*** Task material
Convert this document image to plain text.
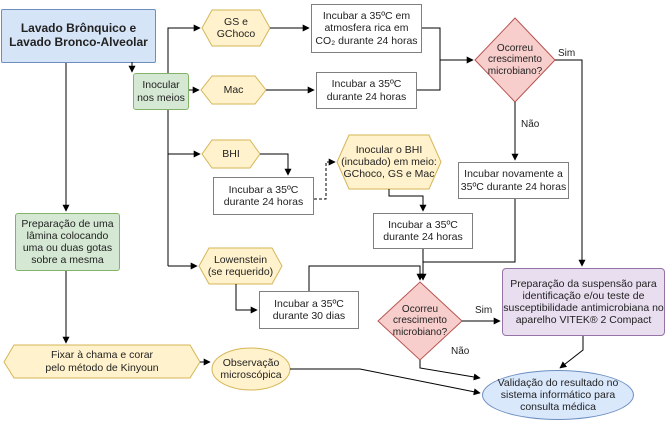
Lavado Brônquico e
Lavado Bronco-Alveolar
Inocular
nos meios
GS e
GChoco
Mac
BHI
Lowenstein
(se requerido)
Incubar a 35ºC em
atmosfera rica em
CO₂ durante 24 horas
Incubar a 35ºC
durante 24 horas
Incubar a 35ºC
durante 24 horas
Inocular o BHI
(incubado) em meio:
GChoco, GS e Mac
Incubar a 35ºC
durante 24 horas
Ocorreu
crescimento
microbiano?
Incubar novamente a
35ºC durante 24 horas
Preparação de uma
lâmina colocando
uma ou duas gotas
sobre a mesma
Incubar a 35ºC
durante 30 dias
Ocorreu
crescimento
microbiano?
Preparação da suspensão para
identificação e/ou teste de
susceptibilidade antimicrobiana no
aparelho VITEK® 2 Compact
Fixar à chama e corar
pelo método de Kinyoun	Observação
microscópica
Validação do resultado no
sistema informático para
consulta médica
Sim
Não
Sim
Não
******
Compute the number of lines above that contain the string "Lavado". Reply with that value only.

2